Description of the task: Write out the entries below once more, exactly.

Extracted records:
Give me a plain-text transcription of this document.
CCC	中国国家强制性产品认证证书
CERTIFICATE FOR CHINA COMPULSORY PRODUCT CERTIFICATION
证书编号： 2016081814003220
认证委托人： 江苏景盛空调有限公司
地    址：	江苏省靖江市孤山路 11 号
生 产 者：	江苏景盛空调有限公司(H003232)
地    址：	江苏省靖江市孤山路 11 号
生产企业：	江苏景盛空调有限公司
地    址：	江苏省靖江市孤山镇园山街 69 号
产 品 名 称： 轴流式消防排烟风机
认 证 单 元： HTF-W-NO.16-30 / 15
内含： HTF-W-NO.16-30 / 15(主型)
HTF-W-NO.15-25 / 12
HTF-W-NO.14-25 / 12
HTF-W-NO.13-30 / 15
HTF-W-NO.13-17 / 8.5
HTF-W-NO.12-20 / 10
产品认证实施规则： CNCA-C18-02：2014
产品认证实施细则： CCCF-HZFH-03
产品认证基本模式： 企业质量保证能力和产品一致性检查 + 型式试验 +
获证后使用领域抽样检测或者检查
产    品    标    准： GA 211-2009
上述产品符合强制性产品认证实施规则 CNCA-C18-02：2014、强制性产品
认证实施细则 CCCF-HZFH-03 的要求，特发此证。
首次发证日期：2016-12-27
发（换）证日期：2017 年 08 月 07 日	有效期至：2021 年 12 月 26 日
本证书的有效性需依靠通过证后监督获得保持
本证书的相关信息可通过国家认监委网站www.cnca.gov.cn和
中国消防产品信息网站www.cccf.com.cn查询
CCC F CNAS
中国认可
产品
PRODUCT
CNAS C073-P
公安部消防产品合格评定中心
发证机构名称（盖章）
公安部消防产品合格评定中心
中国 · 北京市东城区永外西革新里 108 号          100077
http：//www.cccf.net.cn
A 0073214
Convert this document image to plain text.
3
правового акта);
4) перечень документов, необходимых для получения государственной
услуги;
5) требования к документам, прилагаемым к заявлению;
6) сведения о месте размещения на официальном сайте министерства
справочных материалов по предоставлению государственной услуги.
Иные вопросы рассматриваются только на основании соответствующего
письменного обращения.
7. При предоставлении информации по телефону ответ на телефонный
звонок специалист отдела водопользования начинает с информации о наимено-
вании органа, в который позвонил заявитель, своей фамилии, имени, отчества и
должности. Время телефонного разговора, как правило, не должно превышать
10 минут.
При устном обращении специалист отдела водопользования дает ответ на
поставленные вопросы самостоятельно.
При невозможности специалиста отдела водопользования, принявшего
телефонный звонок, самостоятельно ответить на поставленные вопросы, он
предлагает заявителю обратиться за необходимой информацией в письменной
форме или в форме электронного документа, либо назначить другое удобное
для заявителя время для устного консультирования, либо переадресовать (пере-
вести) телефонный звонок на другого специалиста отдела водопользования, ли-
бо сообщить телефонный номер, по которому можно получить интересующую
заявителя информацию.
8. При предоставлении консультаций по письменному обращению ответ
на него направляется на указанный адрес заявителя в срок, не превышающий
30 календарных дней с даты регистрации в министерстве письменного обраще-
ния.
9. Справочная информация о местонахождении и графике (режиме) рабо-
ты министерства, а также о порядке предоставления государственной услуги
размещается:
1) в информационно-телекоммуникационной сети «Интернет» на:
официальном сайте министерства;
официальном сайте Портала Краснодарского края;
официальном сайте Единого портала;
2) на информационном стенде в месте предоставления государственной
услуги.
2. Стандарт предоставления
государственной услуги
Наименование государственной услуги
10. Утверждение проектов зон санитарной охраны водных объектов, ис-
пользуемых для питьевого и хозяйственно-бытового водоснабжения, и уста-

Task output:
Give me a plain-text transcription of this document.
CCC	中国国家强制性产品认证证书
CERTIFICATE FOR CHINA COMPULSORY PRODUCT CERTIFICATION
证书编号： 2016081814003220
认证委托人： 江苏景盛空调有限公司
地    址：	江苏省靖江市孤山路 11 号
生 产 者：	江苏景盛空调有限公司(H003232)
地    址：	江苏省靖江市孤山路 11 号
生产企业：	江苏景盛空调有限公司
地    址：	江苏省靖江市孤山镇园山街 69 号
产 品 名 称： 轴流式消防排烟风机
认 证 单 元： HTF-W-NO.16-30 / 15
内含： HTF-W-NO.16-30 / 15(主型)
HTF-W-NO.15-25 / 12
HTF-W-NO.14-25 / 12
HTF-W-NO.13-30 / 15
HTF-W-NO.13-17 / 8.5
HTF-W-NO.12-20 / 10
产品认证实施规则： CNCA-C18-02：2014
产品认证实施细则： CCCF-HZFH-03
产品认证基本模式： 企业质量保证能力和产品一致性检查 + 型式试验 +
获证后使用领域抽样检测或者检查
产    品    标    准： GA 211-2009
上述产品符合强制性产品认证实施规则 CNCA-C18-02：2014、强制性产品
认证实施细则 CCCF-HZFH-03 的要求，特发此证。
首次发证日期：2016-12-27
发（换）证日期：2017 年 08 月 07 日	有效期至：2021 年 12 月 26 日
本证书的有效性需依靠通过证后监督获得保持
本证书的相关信息可通过国家认监委网站www.cnca.gov.cn和
中国消防产品信息网站www.cccf.com.cn查询
CCC F CNAS
中国认可
产品
PRODUCT
CNAS C073-P
公安部消防产品合格评定中心
发证机构名称（盖章）
公安部消防产品合格评定中心
中国 · 北京市东城区永外西革新里 108 号          100077
http：//www.cccf.net.cn
A 0073214
Convert this document image to plain text.
3
правового акта);
4) перечень документов, необходимых для получения государственной
услуги;
5) требования к документам, прилагаемым к заявлению;
6) сведения о месте размещения на официальном сайте министерства
справочных материалов по предоставлению государственной услуги.
Иные вопросы рассматриваются только на основании соответствующего
письменного обращения.
7. При предоставлении информации по телефону ответ на телефонный
звонок специалист отдела водопользования начинает с информации о наимено-
вании органа, в который позвонил заявитель, своей фамилии, имени, отчества и
должности. Время телефонного разговора, как правило, не должно превышать
10 минут.
При устном обращении специалист отдела водопользования дает ответ на
поставленные вопросы самостоятельно.
При невозможности специалиста отдела водопользования, принявшего
телефонный звонок, самостоятельно ответить на поставленные вопросы, он
предлагает заявителю обратиться за необходимой информацией в письменной
форме или в форме электронного документа, либо назначить другое удобное
для заявителя время для устного консультирования, либо переадресовать (пере-
вести) телефонный звонок на другого специалиста отдела водопользования, ли-
бо сообщить телефонный номер, по которому можно получить интересующую
заявителя информацию.
8. При предоставлении консультаций по письменному обращению ответ
на него направляется на указанный адрес заявителя в срок, не превышающий
30 календарных дней с даты регистрации в министерстве письменного обраще-
ния.
9. Справочная информация о местонахождении и графике (режиме) рабо-
ты министерства, а также о порядке предоставления государственной услуги
размещается:
1) в информационно-телекоммуникационной сети «Интернет» на:
официальном сайте министерства;
официальном сайте Портала Краснодарского края;
официальном сайте Единого портала;
2) на информационном стенде в месте предоставления государственной
услуги.
2. Стандарт предоставления
государственной услуги
Наименование государственной услуги
10. Утверждение проектов зон санитарной охраны водных объектов, ис-
пользуемых для питьевого и хозяйственно-бытового водоснабжения, и уста-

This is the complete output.